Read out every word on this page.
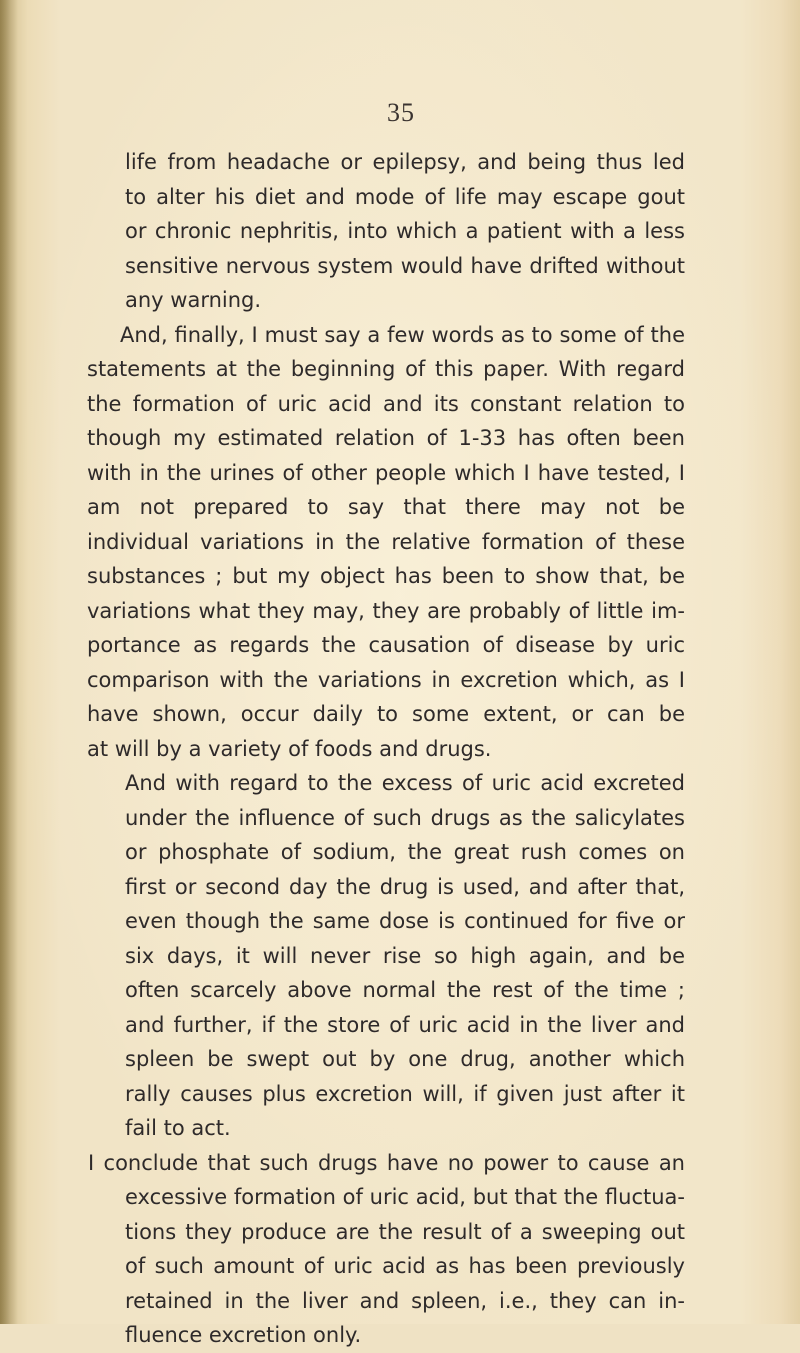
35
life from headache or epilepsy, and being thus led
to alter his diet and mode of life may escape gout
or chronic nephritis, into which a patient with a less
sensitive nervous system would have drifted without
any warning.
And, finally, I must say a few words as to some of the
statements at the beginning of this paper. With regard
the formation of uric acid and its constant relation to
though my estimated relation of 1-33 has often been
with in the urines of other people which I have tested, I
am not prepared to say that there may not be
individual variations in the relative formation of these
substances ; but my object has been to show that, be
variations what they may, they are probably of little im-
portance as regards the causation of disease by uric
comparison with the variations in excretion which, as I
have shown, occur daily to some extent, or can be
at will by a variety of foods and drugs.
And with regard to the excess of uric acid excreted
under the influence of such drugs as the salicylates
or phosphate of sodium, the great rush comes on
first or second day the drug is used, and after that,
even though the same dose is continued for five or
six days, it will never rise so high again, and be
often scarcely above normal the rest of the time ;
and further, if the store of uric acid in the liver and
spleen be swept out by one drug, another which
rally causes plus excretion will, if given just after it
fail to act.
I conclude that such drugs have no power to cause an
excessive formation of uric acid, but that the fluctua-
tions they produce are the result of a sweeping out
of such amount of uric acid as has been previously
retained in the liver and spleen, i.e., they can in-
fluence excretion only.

---

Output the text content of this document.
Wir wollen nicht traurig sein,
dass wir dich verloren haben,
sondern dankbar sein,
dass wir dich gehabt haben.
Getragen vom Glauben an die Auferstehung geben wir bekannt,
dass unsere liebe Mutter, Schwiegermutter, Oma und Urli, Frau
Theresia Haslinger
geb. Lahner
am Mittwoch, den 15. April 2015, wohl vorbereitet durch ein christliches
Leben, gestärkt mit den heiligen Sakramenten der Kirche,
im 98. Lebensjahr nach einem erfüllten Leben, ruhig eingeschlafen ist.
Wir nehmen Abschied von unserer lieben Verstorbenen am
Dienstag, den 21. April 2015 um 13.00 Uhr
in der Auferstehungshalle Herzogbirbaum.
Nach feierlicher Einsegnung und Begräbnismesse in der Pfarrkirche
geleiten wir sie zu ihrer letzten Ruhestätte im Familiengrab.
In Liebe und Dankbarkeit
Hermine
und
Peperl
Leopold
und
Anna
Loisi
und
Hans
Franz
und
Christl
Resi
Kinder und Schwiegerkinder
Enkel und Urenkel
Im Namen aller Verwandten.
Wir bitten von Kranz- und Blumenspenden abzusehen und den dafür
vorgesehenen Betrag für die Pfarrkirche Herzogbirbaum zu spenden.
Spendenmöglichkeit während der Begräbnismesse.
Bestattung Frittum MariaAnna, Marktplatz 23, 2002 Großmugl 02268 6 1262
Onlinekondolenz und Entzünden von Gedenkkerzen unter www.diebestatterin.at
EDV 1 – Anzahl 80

--

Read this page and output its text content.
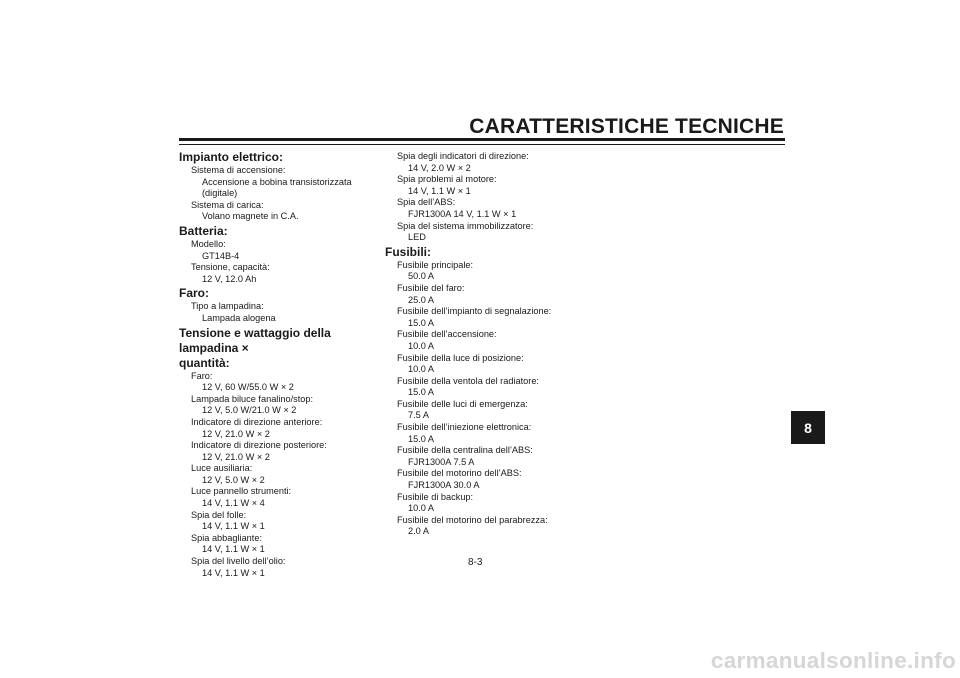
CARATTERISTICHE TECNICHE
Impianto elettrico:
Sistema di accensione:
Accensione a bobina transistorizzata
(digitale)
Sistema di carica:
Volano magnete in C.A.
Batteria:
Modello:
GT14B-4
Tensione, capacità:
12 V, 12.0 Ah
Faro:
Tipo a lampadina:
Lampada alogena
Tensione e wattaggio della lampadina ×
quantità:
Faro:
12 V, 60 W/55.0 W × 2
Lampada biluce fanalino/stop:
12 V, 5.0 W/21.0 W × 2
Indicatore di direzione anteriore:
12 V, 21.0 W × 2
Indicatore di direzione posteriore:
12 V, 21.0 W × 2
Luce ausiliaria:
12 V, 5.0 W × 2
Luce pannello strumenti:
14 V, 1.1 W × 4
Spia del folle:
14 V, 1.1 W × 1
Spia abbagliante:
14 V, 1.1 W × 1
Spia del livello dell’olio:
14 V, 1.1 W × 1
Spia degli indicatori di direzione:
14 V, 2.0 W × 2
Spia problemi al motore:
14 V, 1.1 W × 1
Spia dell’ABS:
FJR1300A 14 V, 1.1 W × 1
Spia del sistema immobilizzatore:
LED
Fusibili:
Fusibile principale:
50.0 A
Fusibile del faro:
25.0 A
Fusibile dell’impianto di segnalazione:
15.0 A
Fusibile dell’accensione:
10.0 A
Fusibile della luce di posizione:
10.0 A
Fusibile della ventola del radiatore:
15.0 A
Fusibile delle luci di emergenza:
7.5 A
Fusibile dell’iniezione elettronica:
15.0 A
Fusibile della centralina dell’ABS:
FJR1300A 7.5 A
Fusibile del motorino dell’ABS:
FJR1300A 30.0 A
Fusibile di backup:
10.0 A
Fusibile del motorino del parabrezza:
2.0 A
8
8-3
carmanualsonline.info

• Task instructions:
Examine the records and report how many lines contain the string "content". Only the number should be given.

• Complete response:
2